_DIRECTIVE_
Emit the entire listing verbatim.

(Data entries)
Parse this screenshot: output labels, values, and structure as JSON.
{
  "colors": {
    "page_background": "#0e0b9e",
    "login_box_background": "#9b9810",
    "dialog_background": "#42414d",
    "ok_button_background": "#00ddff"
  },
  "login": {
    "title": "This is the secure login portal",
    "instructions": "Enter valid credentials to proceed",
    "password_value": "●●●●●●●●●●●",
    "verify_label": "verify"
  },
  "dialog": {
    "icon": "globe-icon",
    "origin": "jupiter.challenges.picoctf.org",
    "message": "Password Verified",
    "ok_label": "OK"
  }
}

_CORRECT ANSWER_
Parse this screenshot: output labels, values, and structure as JSON.
{
  "colors": {
    "page_background": "#0e0b9e",
    "login_box_background": "#9b9810",
    "dialog_background": "#42414d",
    "ok_button_background": "#00ddff"
  },
  "login": {
    "title": "This is the secure login portal",
    "instructions": "Enter valid credentials to proceed",
    "password_value": "●●●●●●●●●●●",
    "verify_label": "verify"
  },
  "dialog": {
    "icon": "globe-icon",
    "origin": "jupiter.challenges.picoctf.org",
    "message": "Password Verified",
    "ok_label": "OK"
  }
}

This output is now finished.